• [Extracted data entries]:

§ §

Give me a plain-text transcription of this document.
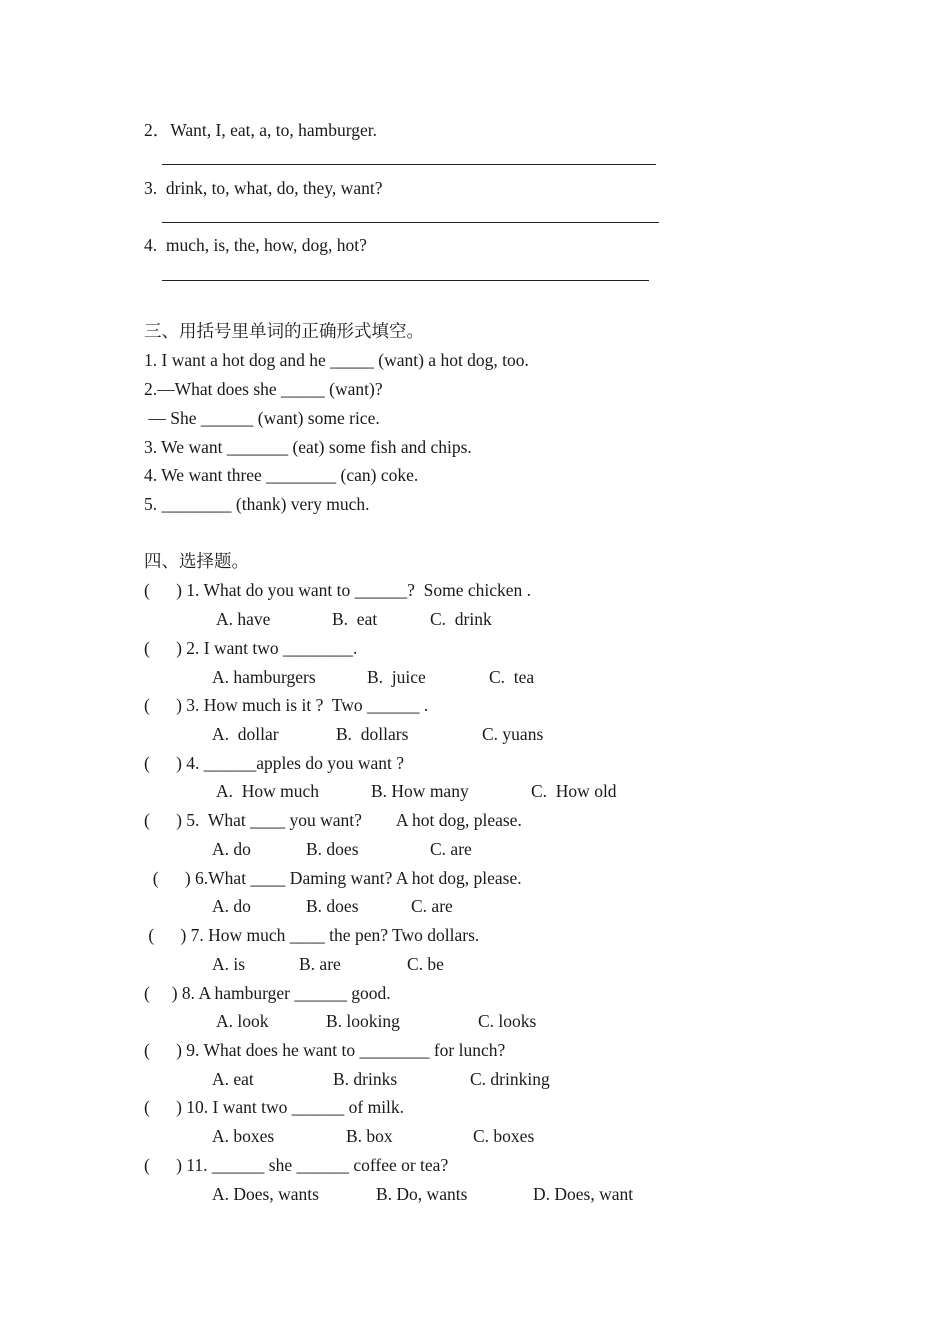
2．Want, I, eat, a, to, hamburger.
3.  drink, to, what, do, they, want?
4.  much, is, the, how, dog, hot?
三、用括号里单词的正确形式填空。
1. I want a hot dog and he _____ (want) a hot dog, too.
2.—What does she _____ (want)?
— She ______ (want) some rice.
3. We want _______ (eat) some fish and chips.
4. We want three ________ (can) coke.
5. ________ (thank) very much.
四、选择题。
(      ) 1. What do you want to ______?  Some chicken .
A. have	B.  eat	C.  drink
(      ) 2. I want two ________.
A. hamburgers	B.  juice	C.  tea
(      ) 3. How much is it ?  Two ______ .
A.  dollar	B.  dollars	C. yuans
(      ) 4. ______apples do you want ?
A.  How much	B. How many	C.  How old
(      ) 5.  What ____ you want?        A hot dog, please.
A. do	B. does	C. are
(      ) 6.What ____ Daming want? A hot dog, please.
A. do	B. does	C. are
(      ) 7. How much ____ the pen? Two dollars.
A. is	B. are	C. be
(     ) 8. A hamburger ______ good.
A. look	B. looking	C. looks
(      ) 9. What does he want to ________ for lunch?
A. eat	B. drinks	C. drinking
(      ) 10. I want two ______ of milk.
A. boxes	B. box	C. boxes
(      ) 11. ______ she ______ coffee or tea?
A. Does, wants	B. Do, wants	D. Does, want
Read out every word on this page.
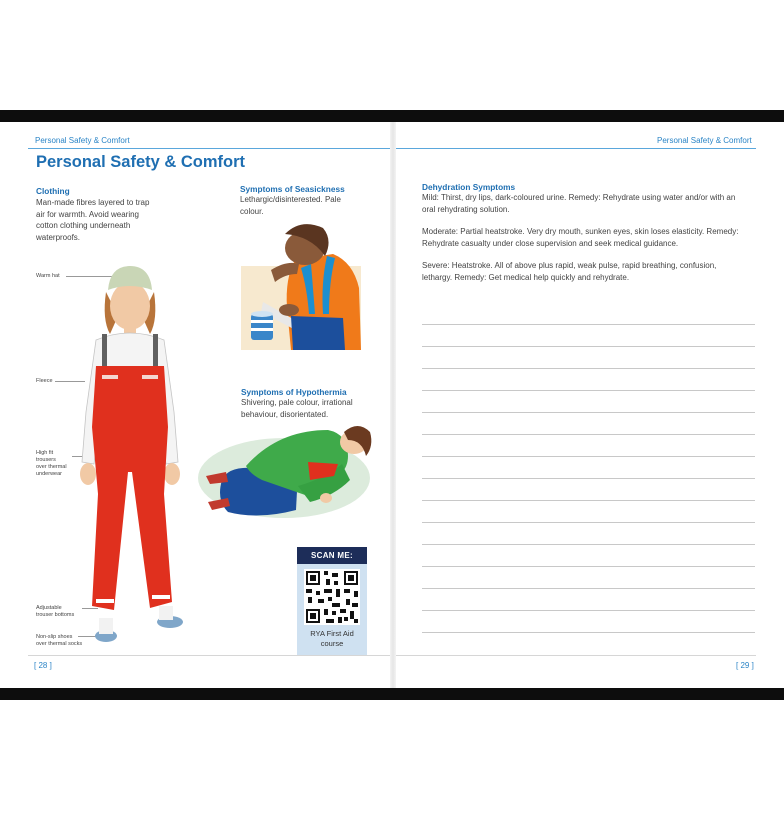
Personal Safety & Comfort
Personal Safety & Comfort
Clothing
Man-made fibres layered to trap
air for warmth. Avoid wearing
cotton clothing underneath
waterproofs.
Warm hat
Fleece
High fit
trousers
over thermal
underwear
Adjustable
trouser bottoms
Non-slip shoes
over thermal socks
Symptoms of Seasickness
Lethargic/disinterested. Pale
colour.
Symptoms of Hypothermia
Shivering, pale colour, irrational
behaviour, disorientated.
SCAN ME:
RYA First Aid
course
[ 28 ]
Personal Safety & Comfort
Dehydration Symptoms
Mild: Thirst, dry lips, dark-coloured urine. Remedy: Rehydrate using water and/or with an
oral rehydrating solution.
Moderate: Partial heatstroke. Very dry mouth, sunken eyes, skin loses elasticity. Remedy:
Rehydrate casualty under close supervision and seek medical guidance.
Severe: Heatstroke. All of above plus rapid, weak pulse, rapid breathing, confusion,
lethargy. Remedy: Get medical help quickly and rehydrate.
[ 29 ]
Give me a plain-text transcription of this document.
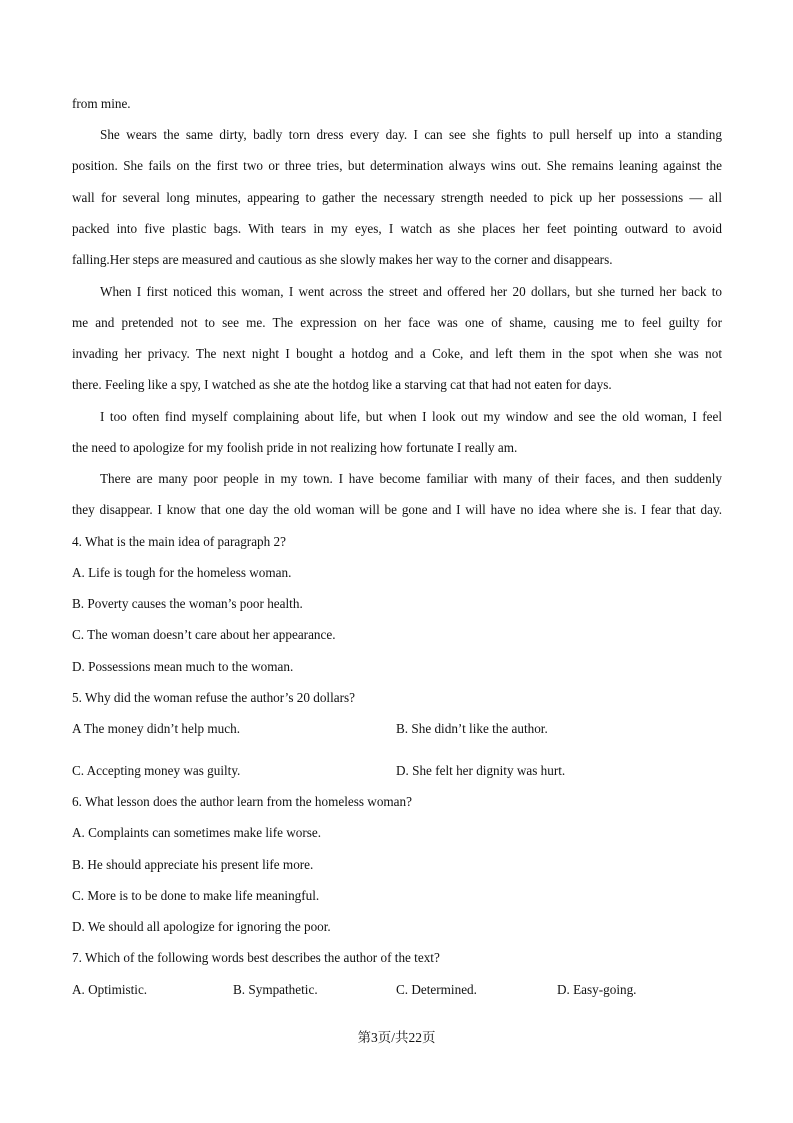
from mine.
She wears the same dirty, badly torn dress every day. I can see she fights to pull herself up into a standing
position. She fails on the first two or three tries, but determination always wins out. She remains leaning against the
wall for several long minutes, appearing to gather the necessary strength needed to pick up her possessions — all
packed into five plastic bags. With tears in my eyes, I watch as she places her feet pointing outward to avoid
falling.Her steps are measured and cautious as she slowly makes her way to the corner and disappears.
When I first noticed this woman, I went across the street and offered her 20 dollars, but she turned her back to
me and pretended not to see me. The expression on her face was one of shame, causing me to feel guilty for
invading her privacy. The next night I bought a hotdog and a Coke, and left them in the spot when she was not
there. Feeling like a spy, I watched as she ate the hotdog like a starving cat that had not eaten for days.
I too often find myself complaining about life, but when I look out my window and see the old woman, I feel
the need to apologize for my foolish pride in not realizing how fortunate I really am.
There are many poor people in my town. I have become familiar with many of their faces, and then suddenly
they disappear. I know that one day the old woman will be gone and I will have no idea where she is. I fear that day.
4. What is the main idea of paragraph 2?
A. Life is tough for the homeless woman.
B. Poverty causes the woman’s poor health.
C. The woman doesn’t care about her appearance.
D. Possessions mean much to the woman.
5. Why did the woman refuse the author’s 20 dollars?
A The money didn’t help much.	B. She didn’t like the author.
C. Accepting money was guilty.	D. She felt her dignity was hurt.
6. What lesson does the author learn from the homeless woman?
A. Complaints can sometimes make life worse.
B. He should appreciate his present life more.
C. More is to be done to make life meaningful.
D. We should all apologize for ignoring the poor.
7. Which of the following words best describes the author of the text?
A. Optimistic.	B. Sympathetic.	C. Determined.	D. Easy-going.
第3页/共22页
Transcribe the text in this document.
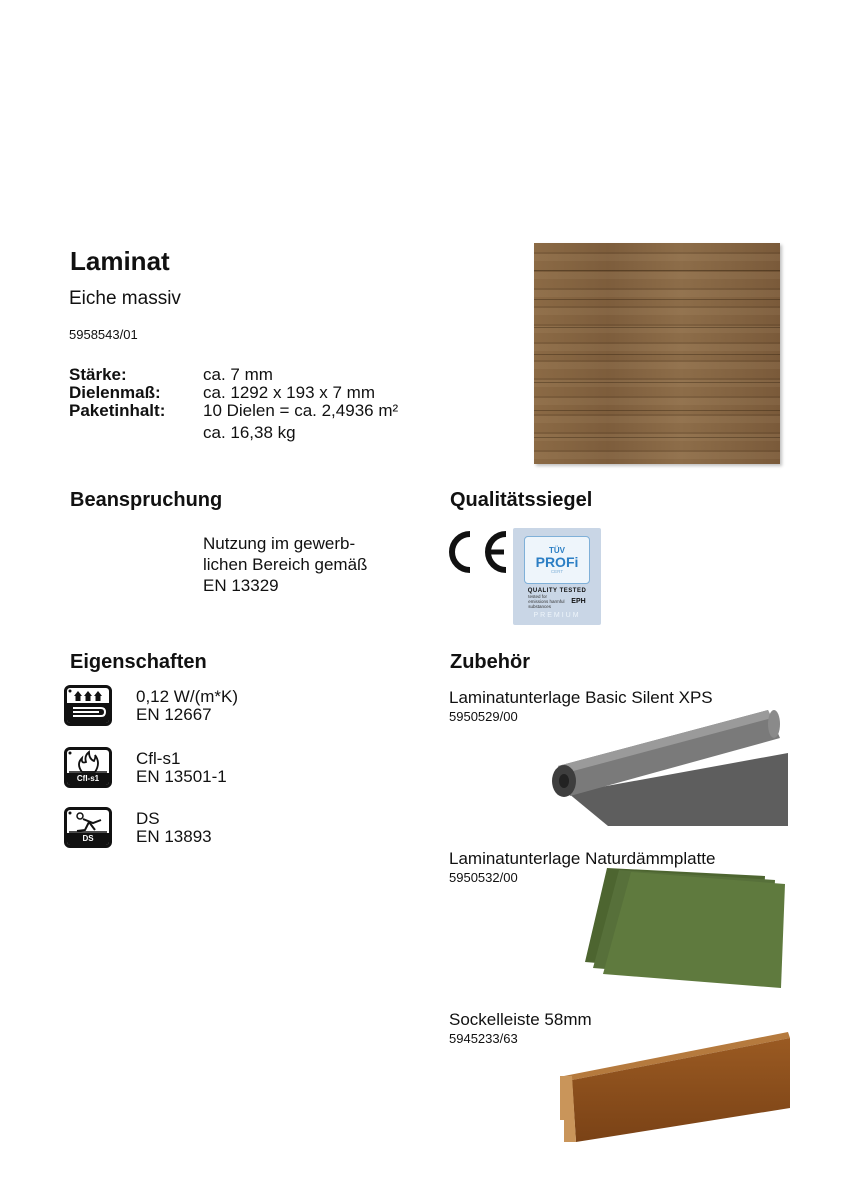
Laminat
Eiche massiv
5958543/01
Stärke:	ca. 7 mm
Dielenmaß:	ca. 1292 x 193 x 7 mm
Paketinhalt:	10 Dielen = ca. 2,4936 m²
ca. 16,38 kg
Beanspruchung
Nutzung im gewerb-
lichen Bereich gemäß
EN 13329
Qualitätssiegel
TÜV
PROFi
CERT
QUALITY TESTED
tested for emissions harmful substances
EPH
PREMIUM
Eigenschaften
0,12 W/(m*K)
EN 12667
Cfl-s1
Cfl-s1
EN 13501-1
DS
DS
EN 13893
Zubehör
Laminatunterlage Basic Silent XPS
5950529/00
Laminatunterlage Naturdämmplatte
5950532/00
Sockelleiste 58mm
5945233/63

§ §

• [Written exercise]:
Pull out every line holding "apologize" from the records above, and copy it.

• [Written reply]:
the need to apologize for my foolish pride in not realizing how fortunate I really am.
D. We should all apologize for ignoring the poor.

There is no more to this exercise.